_WORK TO BE COMPLETED_.
Reproduce all the lines below exactly and omit the images.
— start of GIVEN RECORDS —
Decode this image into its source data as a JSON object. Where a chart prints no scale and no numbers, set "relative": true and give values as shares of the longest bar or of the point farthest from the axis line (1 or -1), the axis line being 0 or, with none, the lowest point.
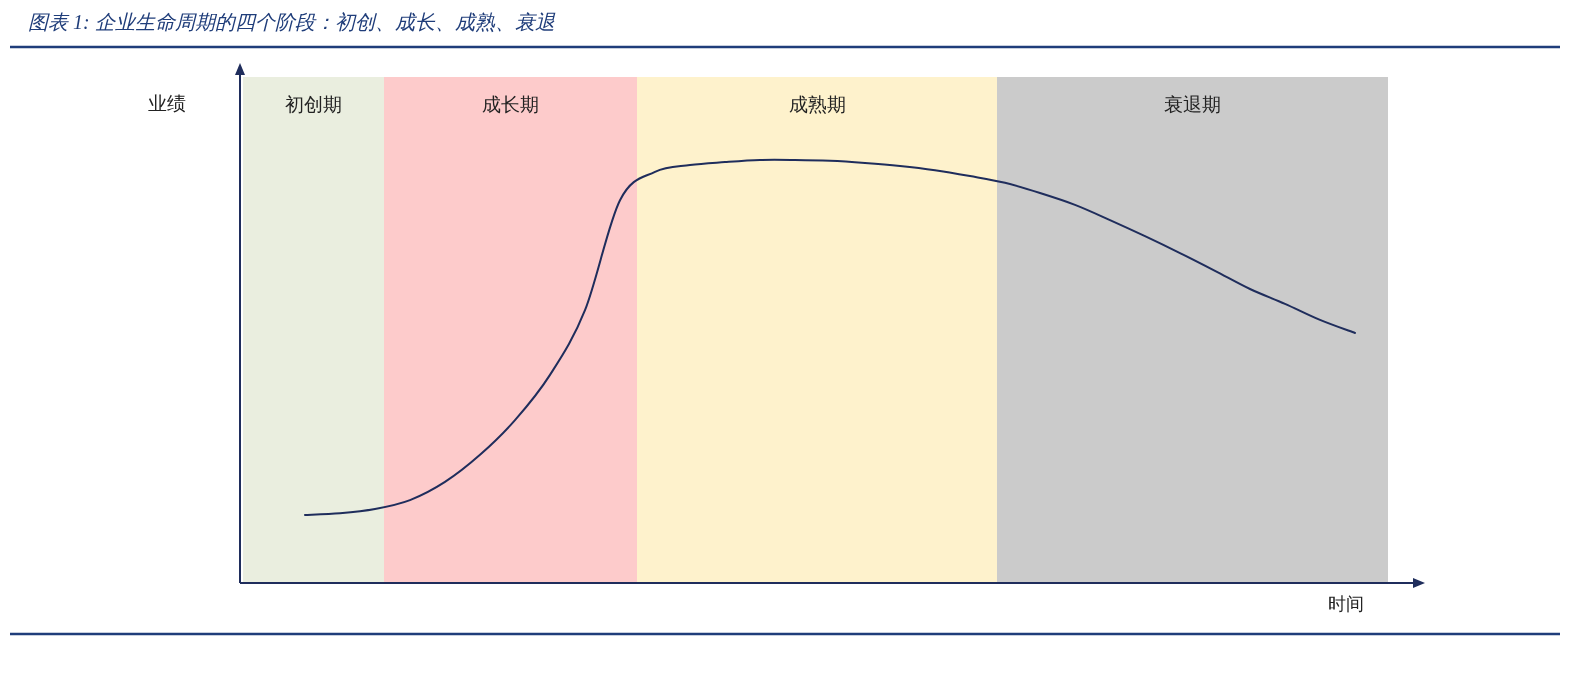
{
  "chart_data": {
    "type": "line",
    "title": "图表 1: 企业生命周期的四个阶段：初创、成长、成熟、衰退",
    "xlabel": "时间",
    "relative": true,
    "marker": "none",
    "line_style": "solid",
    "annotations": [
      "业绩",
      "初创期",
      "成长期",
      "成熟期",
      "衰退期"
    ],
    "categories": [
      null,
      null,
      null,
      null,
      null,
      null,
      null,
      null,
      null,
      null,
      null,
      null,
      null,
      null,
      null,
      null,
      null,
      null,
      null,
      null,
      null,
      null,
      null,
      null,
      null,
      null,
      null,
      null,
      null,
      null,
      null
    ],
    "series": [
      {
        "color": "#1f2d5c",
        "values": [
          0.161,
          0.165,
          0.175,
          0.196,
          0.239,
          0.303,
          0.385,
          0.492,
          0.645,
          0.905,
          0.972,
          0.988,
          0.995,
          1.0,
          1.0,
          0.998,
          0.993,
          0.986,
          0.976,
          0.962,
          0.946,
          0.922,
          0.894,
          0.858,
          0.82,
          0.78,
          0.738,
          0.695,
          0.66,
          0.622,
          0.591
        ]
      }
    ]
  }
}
— end of GIVEN RECORDS —
_RESULT BELOW_.
Decode this image into its source data as a JSON object. Where a chart prints no scale and no numbers, set "relative": true and give values as shares of the longest bar or of the point farthest from the axis line (1 or -1), the axis line being 0 or, with none, the lowest point.
{
  "chart_data": {
    "type": "line",
    "title": "图表 1: 企业生命周期的四个阶段：初创、成长、成熟、衰退",
    "xlabel": "时间",
    "relative": true,
    "marker": "none",
    "line_style": "solid",
    "annotations": [
      "业绩",
      "初创期",
      "成长期",
      "成熟期",
      "衰退期"
    ],
    "categories": [
      null,
      null,
      null,
      null,
      null,
      null,
      null,
      null,
      null,
      null,
      null,
      null,
      null,
      null,
      null,
      null,
      null,
      null,
      null,
      null,
      null,
      null,
      null,
      null,
      null,
      null,
      null,
      null,
      null,
      null,
      null
    ],
    "series": [
      {
        "color": "#1f2d5c",
        "values": [
          0.161,
          0.165,
          0.175,
          0.196,
          0.239,
          0.303,
          0.385,
          0.492,
          0.645,
          0.905,
          0.972,
          0.988,
          0.995,
          1.0,
          1.0,
          0.998,
          0.993,
          0.986,
          0.976,
          0.962,
          0.946,
          0.922,
          0.894,
          0.858,
          0.82,
          0.78,
          0.738,
          0.695,
          0.66,
          0.622,
          0.591
        ]
      }
    ]
  }
}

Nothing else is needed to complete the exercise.